— Input material —

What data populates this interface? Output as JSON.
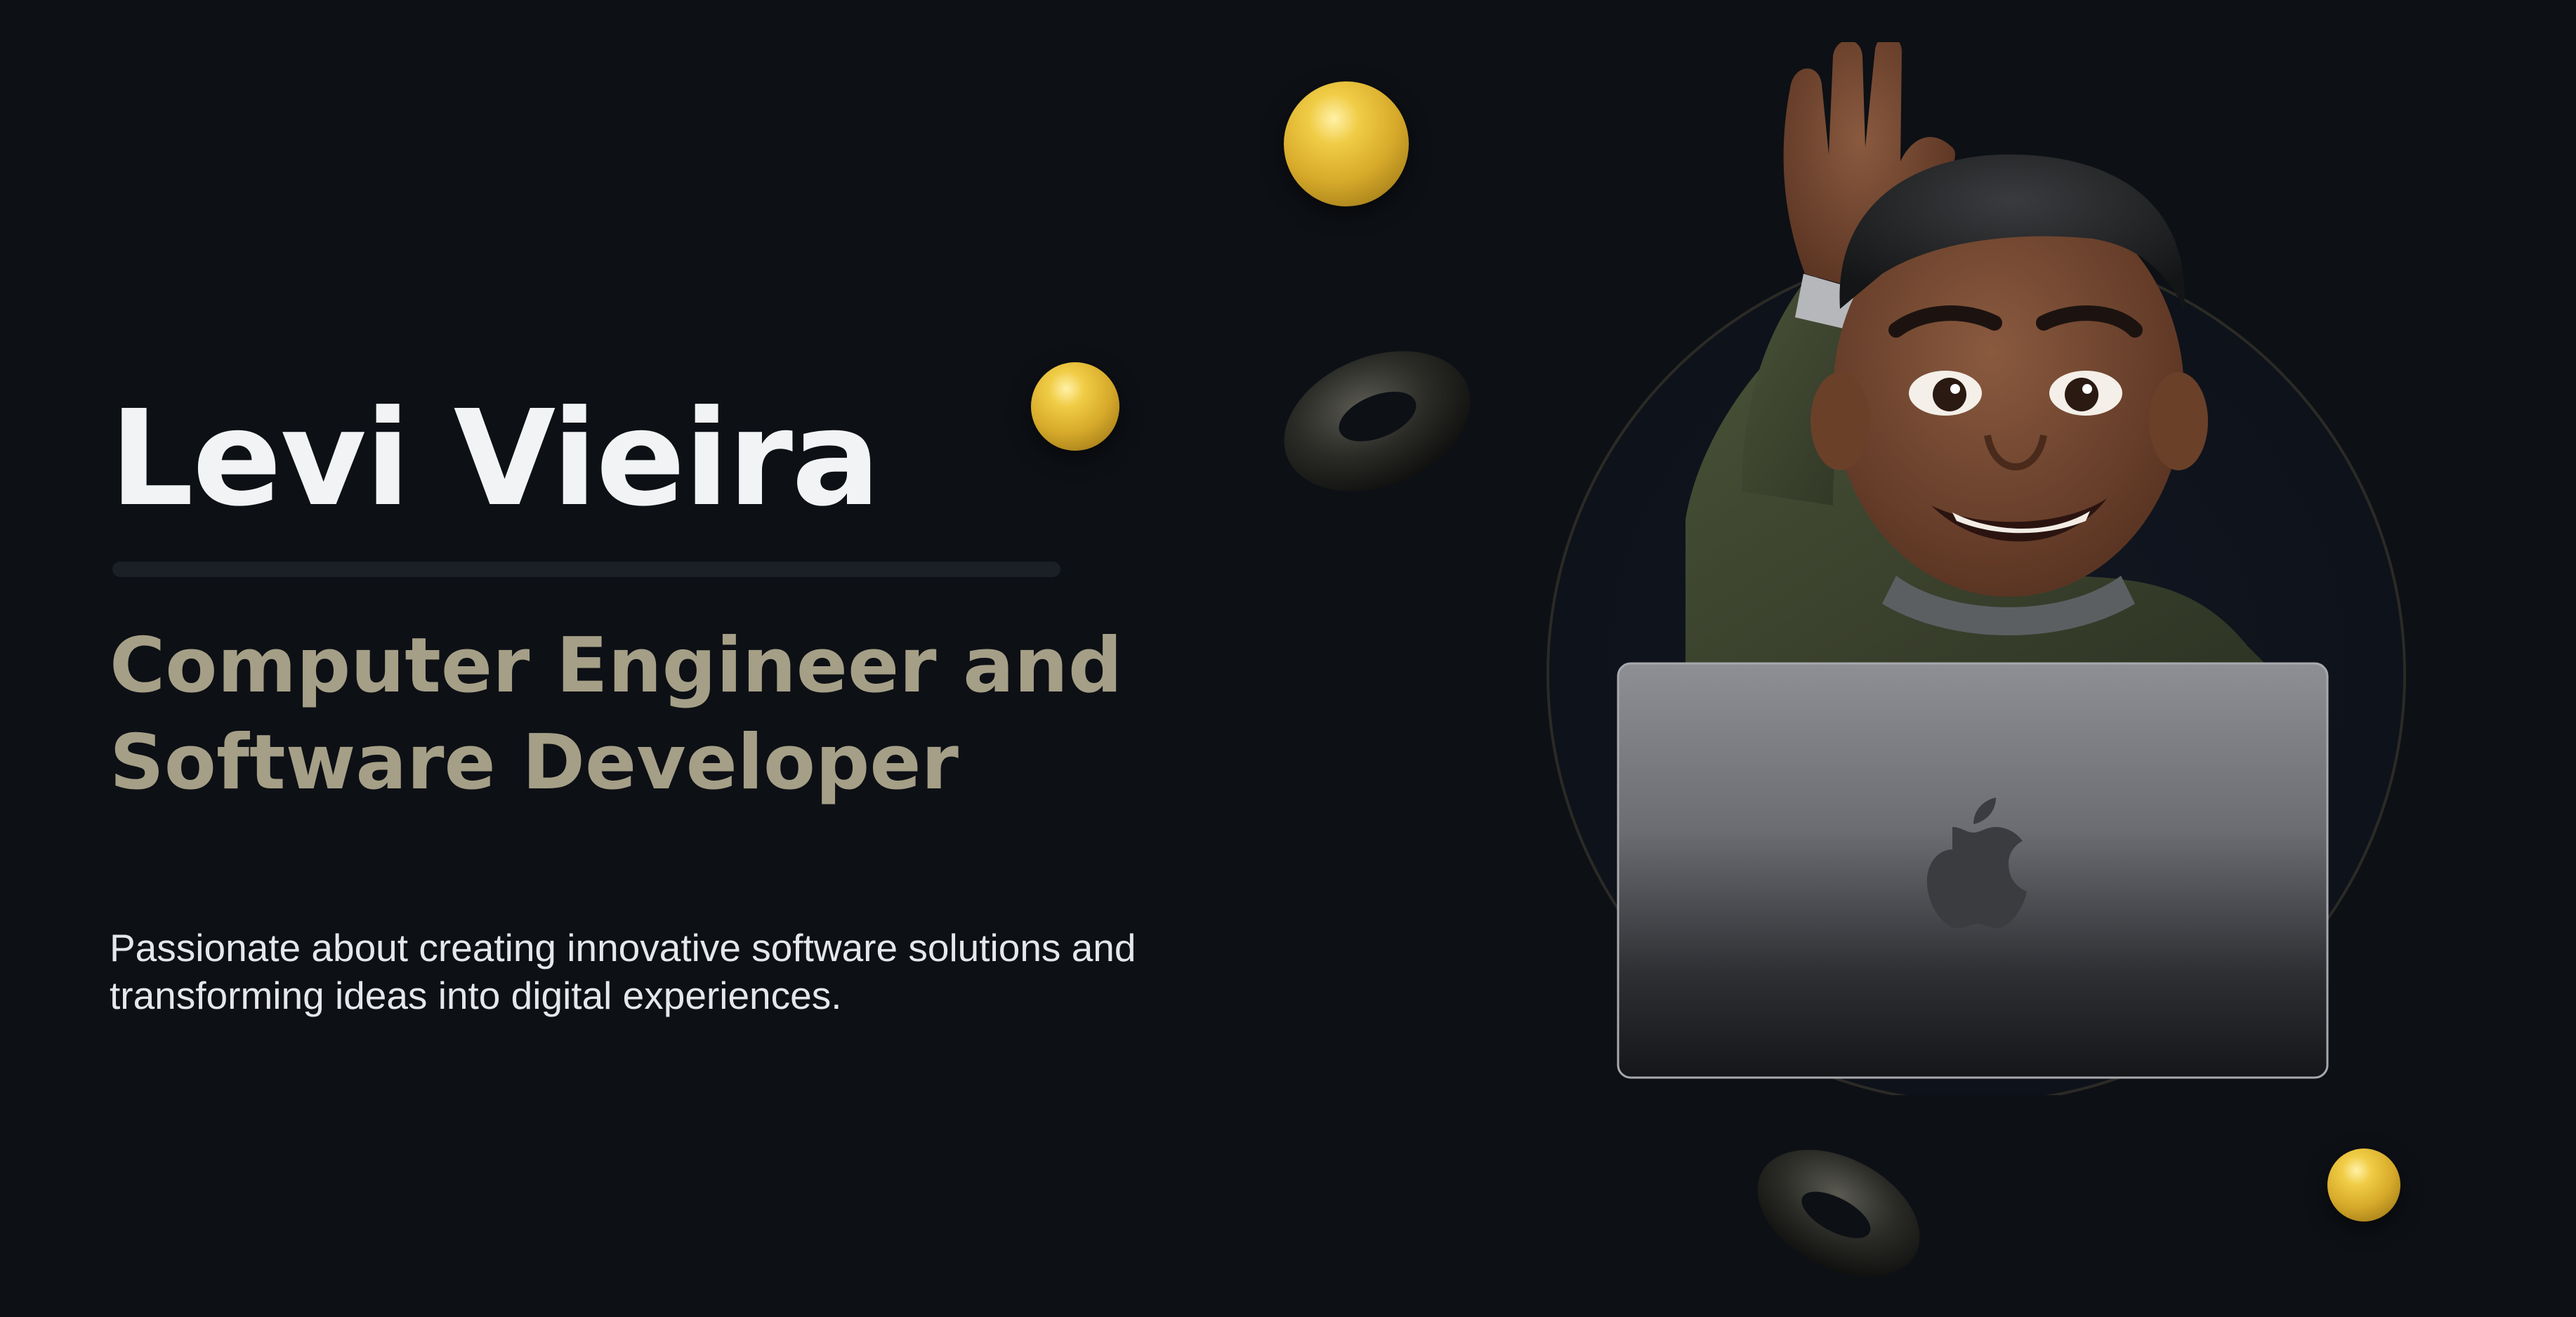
{
  "hero": {
    "name": "Levi Vieira",
    "title_lines": [
      "Computer Engineer and",
      "Software Developer"
    ],
    "tagline_lines": [
      "Passionate about creating innovative software solutions and",
      "transforming ideas into digital experiences."
    ]
  },
  "colors": {
    "background": "#0d1015",
    "name": "#f2f3f5",
    "title": "#a59f87",
    "tagline": "#e6e7ea",
    "accent_gold": "#e8bf3a"
  },
  "illustration": {
    "avatar": "memoji-waving-with-laptop",
    "laptop_logo": "apple-logo-icon",
    "decorations": [
      "gold-sphere",
      "gold-sphere",
      "dark-torus",
      "dark-torus",
      "gold-sphere"
    ]
  }
}
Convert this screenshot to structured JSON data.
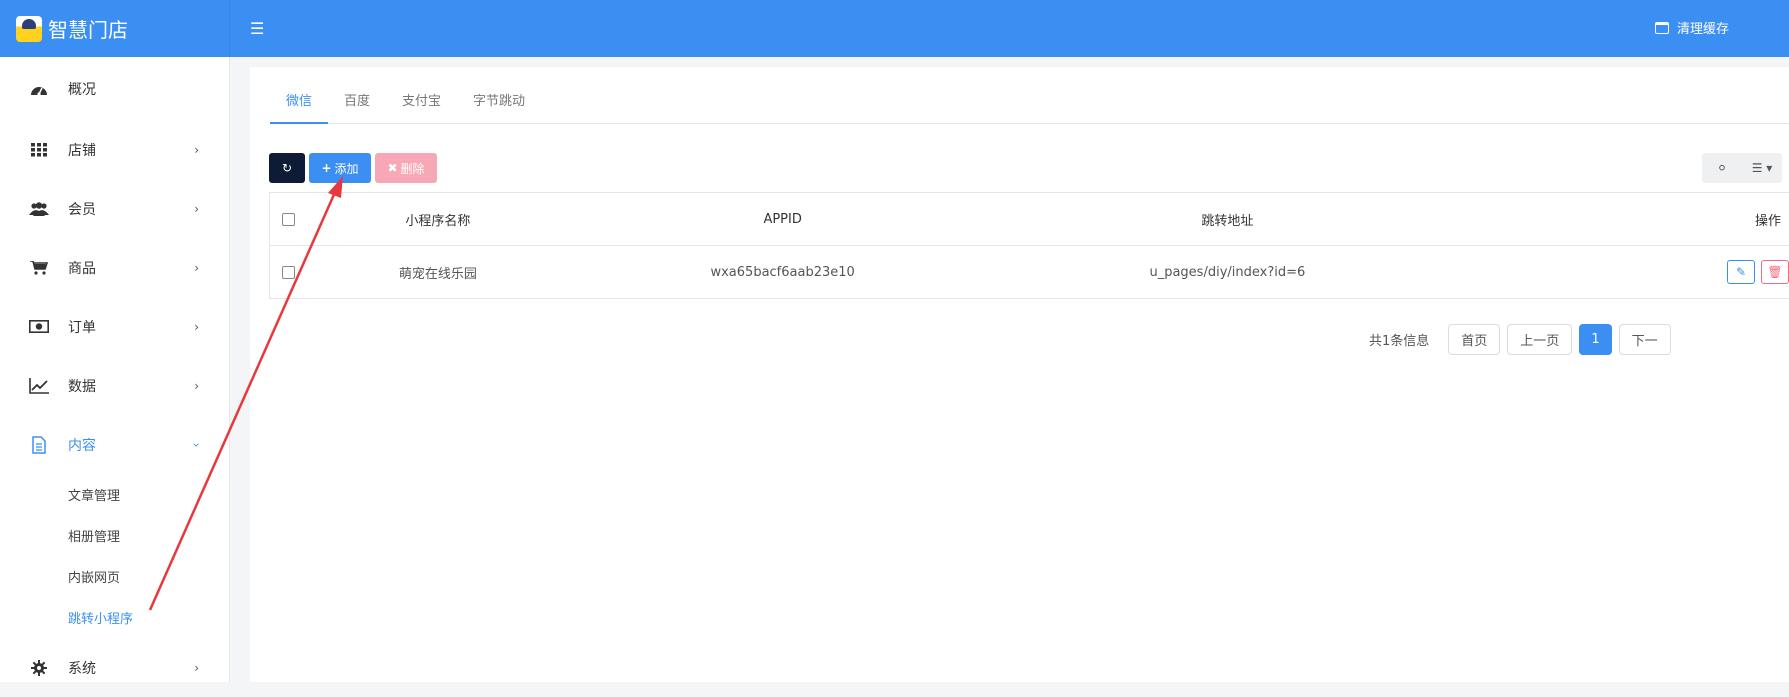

— Problem requirements —
Quote each entry above verbatim and drop the pictures.

— Solution to this task —
What data populates this interface? Output as JSON.
{
  "hero": {
    "name": "Levi Vieira",
    "title_lines": [
      "Computer Engineer and",
      "Software Developer"
    ],
    "tagline_lines": [
      "Passionate about creating innovative software solutions and",
      "transforming ideas into digital experiences."
    ]
  },
  "colors": {
    "background": "#0d1015",
    "name": "#f2f3f5",
    "title": "#a59f87",
    "tagline": "#e6e7ea",
    "accent_gold": "#e8bf3a"
  },
  "illustration": {
    "avatar": "memoji-waving-with-laptop",
    "laptop_logo": "apple-logo-icon",
    "decorations": [
      "gold-sphere",
      "gold-sphere",
      "dark-torus",
      "dark-torus",
      "gold-sphere"
    ]
  }
}
Convert this screenshot to structured JSON data.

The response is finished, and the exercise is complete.